> **Goal of the exercise**: Retype the material below. Keep every word exactly as it is.

===== The records =====

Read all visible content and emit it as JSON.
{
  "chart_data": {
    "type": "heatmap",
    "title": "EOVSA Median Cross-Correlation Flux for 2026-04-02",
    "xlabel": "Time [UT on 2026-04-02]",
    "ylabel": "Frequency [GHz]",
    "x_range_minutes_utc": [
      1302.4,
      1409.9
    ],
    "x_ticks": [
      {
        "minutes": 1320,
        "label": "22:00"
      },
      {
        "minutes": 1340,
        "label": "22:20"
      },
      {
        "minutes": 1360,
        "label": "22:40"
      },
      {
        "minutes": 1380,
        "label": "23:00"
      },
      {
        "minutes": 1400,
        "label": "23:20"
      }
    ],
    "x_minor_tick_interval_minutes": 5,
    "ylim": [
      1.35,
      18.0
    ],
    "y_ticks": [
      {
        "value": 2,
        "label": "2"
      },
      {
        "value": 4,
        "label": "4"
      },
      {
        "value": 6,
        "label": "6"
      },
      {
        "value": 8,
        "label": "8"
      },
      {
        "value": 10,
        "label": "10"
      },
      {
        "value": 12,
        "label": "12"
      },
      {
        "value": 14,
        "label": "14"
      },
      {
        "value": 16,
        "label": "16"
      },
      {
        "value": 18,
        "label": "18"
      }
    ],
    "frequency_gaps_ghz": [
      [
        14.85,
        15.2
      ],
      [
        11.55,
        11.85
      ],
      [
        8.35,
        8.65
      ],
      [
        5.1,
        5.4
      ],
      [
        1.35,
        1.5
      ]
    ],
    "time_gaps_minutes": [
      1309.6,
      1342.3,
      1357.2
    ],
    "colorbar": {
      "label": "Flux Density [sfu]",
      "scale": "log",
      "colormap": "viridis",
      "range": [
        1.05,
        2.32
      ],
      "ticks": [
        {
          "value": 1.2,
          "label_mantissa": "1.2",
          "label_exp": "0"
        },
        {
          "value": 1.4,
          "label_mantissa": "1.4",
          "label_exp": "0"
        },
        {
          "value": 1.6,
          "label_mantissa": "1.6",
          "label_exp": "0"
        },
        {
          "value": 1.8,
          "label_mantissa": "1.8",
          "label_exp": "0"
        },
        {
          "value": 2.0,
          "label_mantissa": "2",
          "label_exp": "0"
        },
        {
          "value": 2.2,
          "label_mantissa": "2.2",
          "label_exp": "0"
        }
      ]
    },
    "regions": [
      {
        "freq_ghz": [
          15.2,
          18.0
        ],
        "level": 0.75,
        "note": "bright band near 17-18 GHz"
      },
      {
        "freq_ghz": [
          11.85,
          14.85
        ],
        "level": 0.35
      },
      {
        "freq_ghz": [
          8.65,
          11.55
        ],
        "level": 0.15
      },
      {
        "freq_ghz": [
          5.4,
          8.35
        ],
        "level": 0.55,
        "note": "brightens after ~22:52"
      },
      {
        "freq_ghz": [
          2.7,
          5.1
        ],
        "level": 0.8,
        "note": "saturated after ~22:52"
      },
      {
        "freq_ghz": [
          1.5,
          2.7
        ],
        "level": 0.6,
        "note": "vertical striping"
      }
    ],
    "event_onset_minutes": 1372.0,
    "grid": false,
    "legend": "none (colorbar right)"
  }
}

=====

> **Answer below**:
Read all visible content and emit it as JSON.
{
  "chart_data": {
    "type": "heatmap",
    "title": "EOVSA Median Cross-Correlation Flux for 2026-04-02",
    "xlabel": "Time [UT on 2026-04-02]",
    "ylabel": "Frequency [GHz]",
    "x_range_minutes_utc": [
      1302.4,
      1409.9
    ],
    "x_ticks": [
      {
        "minutes": 1320,
        "label": "22:00"
      },
      {
        "minutes": 1340,
        "label": "22:20"
      },
      {
        "minutes": 1360,
        "label": "22:40"
      },
      {
        "minutes": 1380,
        "label": "23:00"
      },
      {
        "minutes": 1400,
        "label": "23:20"
      }
    ],
    "x_minor_tick_interval_minutes": 5,
    "ylim": [
      1.35,
      18.0
    ],
    "y_ticks": [
      {
        "value": 2,
        "label": "2"
      },
      {
        "value": 4,
        "label": "4"
      },
      {
        "value": 6,
        "label": "6"
      },
      {
        "value": 8,
        "label": "8"
      },
      {
        "value": 10,
        "label": "10"
      },
      {
        "value": 12,
        "label": "12"
      },
      {
        "value": 14,
        "label": "14"
      },
      {
        "value": 16,
        "label": "16"
      },
      {
        "value": 18,
        "label": "18"
      }
    ],
    "frequency_gaps_ghz": [
      [
        14.85,
        15.2
      ],
      [
        11.55,
        11.85
      ],
      [
        8.35,
        8.65
      ],
      [
        5.1,
        5.4
      ],
      [
        1.35,
        1.5
      ]
    ],
    "time_gaps_minutes": [
      1309.6,
      1342.3,
      1357.2
    ],
    "colorbar": {
      "label": "Flux Density [sfu]",
      "scale": "log",
      "colormap": "viridis",
      "range": [
        1.05,
        2.32
      ],
      "ticks": [
        {
          "value": 1.2,
          "label_mantissa": "1.2",
          "label_exp": "0"
        },
        {
          "value": 1.4,
          "label_mantissa": "1.4",
          "label_exp": "0"
        },
        {
          "value": 1.6,
          "label_mantissa": "1.6",
          "label_exp": "0"
        },
        {
          "value": 1.8,
          "label_mantissa": "1.8",
          "label_exp": "0"
        },
        {
          "value": 2.0,
          "label_mantissa": "2",
          "label_exp": "0"
        },
        {
          "value": 2.2,
          "label_mantissa": "2.2",
          "label_exp": "0"
        }
      ]
    },
    "regions": [
      {
        "freq_ghz": [
          15.2,
          18.0
        ],
        "level": 0.75,
        "note": "bright band near 17-18 GHz"
      },
      {
        "freq_ghz": [
          11.85,
          14.85
        ],
        "level": 0.35
      },
      {
        "freq_ghz": [
          8.65,
          11.55
        ],
        "level": 0.15
      },
      {
        "freq_ghz": [
          5.4,
          8.35
        ],
        "level": 0.55,
        "note": "brightens after ~22:52"
      },
      {
        "freq_ghz": [
          2.7,
          5.1
        ],
        "level": 0.8,
        "note": "saturated after ~22:52"
      },
      {
        "freq_ghz": [
          1.5,
          2.7
        ],
        "level": 0.6,
        "note": "vertical striping"
      }
    ],
    "event_onset_minutes": 1372.0,
    "grid": false,
    "legend": "none (colorbar right)"
  }
}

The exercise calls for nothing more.